━━━ Records to use ━━━

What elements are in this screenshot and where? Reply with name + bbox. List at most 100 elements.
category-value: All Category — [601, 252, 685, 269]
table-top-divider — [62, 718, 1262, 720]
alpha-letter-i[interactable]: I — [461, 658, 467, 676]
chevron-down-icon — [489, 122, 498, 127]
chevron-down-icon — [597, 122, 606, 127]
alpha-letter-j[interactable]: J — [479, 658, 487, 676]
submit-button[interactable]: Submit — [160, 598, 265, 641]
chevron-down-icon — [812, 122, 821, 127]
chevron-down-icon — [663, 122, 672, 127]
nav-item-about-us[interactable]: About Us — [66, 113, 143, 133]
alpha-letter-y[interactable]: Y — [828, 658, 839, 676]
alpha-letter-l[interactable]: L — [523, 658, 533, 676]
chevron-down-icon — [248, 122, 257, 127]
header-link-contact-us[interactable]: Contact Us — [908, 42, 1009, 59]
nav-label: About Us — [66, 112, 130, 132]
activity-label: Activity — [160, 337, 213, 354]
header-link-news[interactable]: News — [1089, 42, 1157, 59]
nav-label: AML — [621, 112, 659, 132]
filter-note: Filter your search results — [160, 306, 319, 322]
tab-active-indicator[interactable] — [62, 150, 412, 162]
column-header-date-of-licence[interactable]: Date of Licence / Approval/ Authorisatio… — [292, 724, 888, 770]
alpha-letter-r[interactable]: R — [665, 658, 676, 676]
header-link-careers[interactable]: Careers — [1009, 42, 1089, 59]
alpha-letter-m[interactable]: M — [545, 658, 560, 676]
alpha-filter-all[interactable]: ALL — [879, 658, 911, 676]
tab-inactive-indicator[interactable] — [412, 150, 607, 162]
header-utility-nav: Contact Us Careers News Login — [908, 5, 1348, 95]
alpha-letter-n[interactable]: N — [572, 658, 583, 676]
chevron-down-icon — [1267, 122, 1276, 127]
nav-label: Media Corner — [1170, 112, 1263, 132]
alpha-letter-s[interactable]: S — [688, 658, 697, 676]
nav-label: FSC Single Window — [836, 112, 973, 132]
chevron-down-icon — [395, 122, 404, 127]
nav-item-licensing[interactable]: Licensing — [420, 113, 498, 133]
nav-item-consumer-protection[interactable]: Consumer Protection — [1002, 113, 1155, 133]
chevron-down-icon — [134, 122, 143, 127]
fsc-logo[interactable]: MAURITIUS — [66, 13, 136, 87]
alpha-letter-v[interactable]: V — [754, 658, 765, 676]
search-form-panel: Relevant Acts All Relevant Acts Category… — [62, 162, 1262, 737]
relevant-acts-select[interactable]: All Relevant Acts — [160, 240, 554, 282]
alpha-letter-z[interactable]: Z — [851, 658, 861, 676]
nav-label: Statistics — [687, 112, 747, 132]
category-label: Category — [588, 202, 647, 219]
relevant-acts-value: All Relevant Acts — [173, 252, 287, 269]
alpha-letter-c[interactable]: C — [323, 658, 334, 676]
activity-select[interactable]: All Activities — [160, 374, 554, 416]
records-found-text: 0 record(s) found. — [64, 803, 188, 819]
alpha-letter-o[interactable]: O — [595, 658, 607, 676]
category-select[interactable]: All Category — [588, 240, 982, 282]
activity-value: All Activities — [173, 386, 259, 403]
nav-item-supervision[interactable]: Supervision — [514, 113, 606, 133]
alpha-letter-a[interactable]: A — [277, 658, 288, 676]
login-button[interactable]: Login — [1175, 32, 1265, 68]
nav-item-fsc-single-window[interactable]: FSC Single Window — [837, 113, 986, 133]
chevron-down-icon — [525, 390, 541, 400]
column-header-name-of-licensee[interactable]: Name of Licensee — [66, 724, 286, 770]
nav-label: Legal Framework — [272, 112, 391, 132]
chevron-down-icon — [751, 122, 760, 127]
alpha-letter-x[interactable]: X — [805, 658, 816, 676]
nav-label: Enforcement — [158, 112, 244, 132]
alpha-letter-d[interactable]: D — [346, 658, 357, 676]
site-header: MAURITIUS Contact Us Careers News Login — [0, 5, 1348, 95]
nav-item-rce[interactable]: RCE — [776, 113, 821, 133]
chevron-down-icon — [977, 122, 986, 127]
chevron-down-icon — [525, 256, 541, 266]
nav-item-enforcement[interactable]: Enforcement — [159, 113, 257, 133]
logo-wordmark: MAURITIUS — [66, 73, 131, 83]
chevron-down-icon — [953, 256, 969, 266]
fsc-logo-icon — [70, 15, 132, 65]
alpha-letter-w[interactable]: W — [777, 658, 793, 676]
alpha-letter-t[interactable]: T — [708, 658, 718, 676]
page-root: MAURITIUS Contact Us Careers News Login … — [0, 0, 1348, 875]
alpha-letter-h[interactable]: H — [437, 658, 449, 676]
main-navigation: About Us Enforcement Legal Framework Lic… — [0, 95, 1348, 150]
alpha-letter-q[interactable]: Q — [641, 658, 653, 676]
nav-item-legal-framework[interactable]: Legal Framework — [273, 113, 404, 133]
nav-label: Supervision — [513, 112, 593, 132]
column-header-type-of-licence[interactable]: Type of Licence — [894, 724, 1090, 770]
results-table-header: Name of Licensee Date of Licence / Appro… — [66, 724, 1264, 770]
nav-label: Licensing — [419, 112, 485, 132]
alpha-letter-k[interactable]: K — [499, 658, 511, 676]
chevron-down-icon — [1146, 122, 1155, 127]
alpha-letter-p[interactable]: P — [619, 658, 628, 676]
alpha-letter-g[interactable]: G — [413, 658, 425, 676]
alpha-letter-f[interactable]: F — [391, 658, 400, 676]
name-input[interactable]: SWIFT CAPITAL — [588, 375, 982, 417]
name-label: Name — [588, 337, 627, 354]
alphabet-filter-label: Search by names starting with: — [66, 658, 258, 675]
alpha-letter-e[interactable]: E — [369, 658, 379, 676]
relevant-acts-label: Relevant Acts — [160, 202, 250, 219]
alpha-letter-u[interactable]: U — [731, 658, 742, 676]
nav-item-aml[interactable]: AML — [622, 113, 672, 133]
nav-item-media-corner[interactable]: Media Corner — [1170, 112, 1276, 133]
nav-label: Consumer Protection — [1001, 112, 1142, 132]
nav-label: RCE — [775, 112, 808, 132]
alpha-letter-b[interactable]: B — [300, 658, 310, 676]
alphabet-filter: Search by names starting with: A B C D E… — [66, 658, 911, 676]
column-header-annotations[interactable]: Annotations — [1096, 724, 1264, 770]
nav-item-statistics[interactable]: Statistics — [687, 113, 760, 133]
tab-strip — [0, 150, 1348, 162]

━━━

▶ _The exercise_
Retype the listing above word for word, with every line in its original order.

▶ _Expected answer_
What elements are in this screenshot and where? Reply with name + bbox. List at most 100 elements.
category-value: All Category — [601, 252, 685, 269]
table-top-divider — [62, 718, 1262, 720]
alpha-letter-i[interactable]: I — [461, 658, 467, 676]
chevron-down-icon — [489, 122, 498, 127]
chevron-down-icon — [597, 122, 606, 127]
alpha-letter-j[interactable]: J — [479, 658, 487, 676]
submit-button[interactable]: Submit — [160, 598, 265, 641]
chevron-down-icon — [812, 122, 821, 127]
chevron-down-icon — [663, 122, 672, 127]
nav-item-about-us[interactable]: About Us — [66, 113, 143, 133]
alpha-letter-y[interactable]: Y — [828, 658, 839, 676]
alpha-letter-l[interactable]: L — [523, 658, 533, 676]
chevron-down-icon — [248, 122, 257, 127]
header-link-contact-us[interactable]: Contact Us — [908, 42, 1009, 59]
nav-label: About Us — [66, 112, 130, 132]
activity-label: Activity — [160, 337, 213, 354]
header-link-news[interactable]: News — [1089, 42, 1157, 59]
nav-label: AML — [621, 112, 659, 132]
filter-note: Filter your search results — [160, 306, 319, 322]
tab-active-indicator[interactable] — [62, 150, 412, 162]
column-header-date-of-licence[interactable]: Date of Licence / Approval/ Authorisatio… — [292, 724, 888, 770]
alpha-letter-r[interactable]: R — [665, 658, 676, 676]
header-link-careers[interactable]: Careers — [1009, 42, 1089, 59]
alpha-letter-m[interactable]: M — [545, 658, 560, 676]
alpha-filter-all[interactable]: ALL — [879, 658, 911, 676]
tab-inactive-indicator[interactable] — [412, 150, 607, 162]
header-utility-nav: Contact Us Careers News Login — [908, 5, 1348, 95]
alpha-letter-n[interactable]: N — [572, 658, 583, 676]
chevron-down-icon — [1267, 122, 1276, 127]
nav-label: Media Corner — [1170, 112, 1263, 132]
alpha-letter-s[interactable]: S — [688, 658, 697, 676]
nav-label: FSC Single Window — [836, 112, 973, 132]
chevron-down-icon — [395, 122, 404, 127]
nav-item-licensing[interactable]: Licensing — [420, 113, 498, 133]
nav-item-consumer-protection[interactable]: Consumer Protection — [1002, 113, 1155, 133]
chevron-down-icon — [134, 122, 143, 127]
fsc-logo[interactable]: MAURITIUS — [66, 13, 136, 87]
alpha-letter-v[interactable]: V — [754, 658, 765, 676]
search-form-panel: Relevant Acts All Relevant Acts Category… — [62, 162, 1262, 737]
relevant-acts-select[interactable]: All Relevant Acts — [160, 240, 554, 282]
alpha-letter-z[interactable]: Z — [851, 658, 861, 676]
nav-label: Statistics — [687, 112, 747, 132]
category-label: Category — [588, 202, 647, 219]
relevant-acts-value: All Relevant Acts — [173, 252, 287, 269]
alpha-letter-c[interactable]: C — [323, 658, 334, 676]
activity-select[interactable]: All Activities — [160, 374, 554, 416]
records-found-text: 0 record(s) found. — [64, 803, 188, 819]
alpha-letter-o[interactable]: O — [595, 658, 607, 676]
category-select[interactable]: All Category — [588, 240, 982, 282]
activity-value: All Activities — [173, 386, 259, 403]
nav-item-supervision[interactable]: Supervision — [514, 113, 606, 133]
alpha-letter-a[interactable]: A — [277, 658, 288, 676]
login-button[interactable]: Login — [1175, 32, 1265, 68]
nav-item-fsc-single-window[interactable]: FSC Single Window — [837, 113, 986, 133]
chevron-down-icon — [525, 390, 541, 400]
column-header-name-of-licensee[interactable]: Name of Licensee — [66, 724, 286, 770]
nav-label: Legal Framework — [272, 112, 391, 132]
chevron-down-icon — [751, 122, 760, 127]
alpha-letter-x[interactable]: X — [805, 658, 816, 676]
nav-label: Enforcement — [158, 112, 244, 132]
alpha-letter-d[interactable]: D — [346, 658, 357, 676]
site-header: MAURITIUS Contact Us Careers News Login — [0, 5, 1348, 95]
nav-item-rce[interactable]: RCE — [776, 113, 821, 133]
chevron-down-icon — [977, 122, 986, 127]
chevron-down-icon — [525, 256, 541, 266]
nav-item-enforcement[interactable]: Enforcement — [159, 113, 257, 133]
logo-wordmark: MAURITIUS — [66, 73, 131, 83]
chevron-down-icon — [953, 256, 969, 266]
fsc-logo-icon — [70, 15, 132, 65]
alpha-letter-w[interactable]: W — [777, 658, 793, 676]
alpha-letter-t[interactable]: T — [708, 658, 718, 676]
page-root: MAURITIUS Contact Us Careers News Login … — [0, 0, 1348, 875]
alpha-letter-h[interactable]: H — [437, 658, 449, 676]
main-navigation: About Us Enforcement Legal Framework Lic… — [0, 95, 1348, 150]
alpha-letter-q[interactable]: Q — [641, 658, 653, 676]
nav-item-legal-framework[interactable]: Legal Framework — [273, 113, 404, 133]
nav-label: Supervision — [513, 112, 593, 132]
column-header-type-of-licence[interactable]: Type of Licence — [894, 724, 1090, 770]
results-table-header: Name of Licensee Date of Licence / Appro… — [66, 724, 1264, 770]
nav-label: Licensing — [419, 112, 485, 132]
alpha-letter-k[interactable]: K — [499, 658, 511, 676]
chevron-down-icon — [1146, 122, 1155, 127]
alpha-letter-p[interactable]: P — [619, 658, 628, 676]
alpha-letter-g[interactable]: G — [413, 658, 425, 676]
alpha-letter-f[interactable]: F — [391, 658, 400, 676]
name-input[interactable]: SWIFT CAPITAL — [588, 375, 982, 417]
name-label: Name — [588, 337, 627, 354]
alphabet-filter-label: Search by names starting with: — [66, 658, 258, 675]
alpha-letter-e[interactable]: E — [369, 658, 379, 676]
relevant-acts-label: Relevant Acts — [160, 202, 250, 219]
alpha-letter-u[interactable]: U — [731, 658, 742, 676]
nav-item-aml[interactable]: AML — [622, 113, 672, 133]
nav-item-media-corner[interactable]: Media Corner — [1170, 112, 1276, 133]
nav-label: Consumer Protection — [1001, 112, 1142, 132]
nav-label: RCE — [775, 112, 808, 132]
alpha-letter-b[interactable]: B — [300, 658, 310, 676]
alphabet-filter: Search by names starting with: A B C D E… — [66, 658, 911, 676]
column-header-annotations[interactable]: Annotations — [1096, 724, 1264, 770]
nav-item-statistics[interactable]: Statistics — [687, 113, 760, 133]
tab-strip — [0, 150, 1348, 162]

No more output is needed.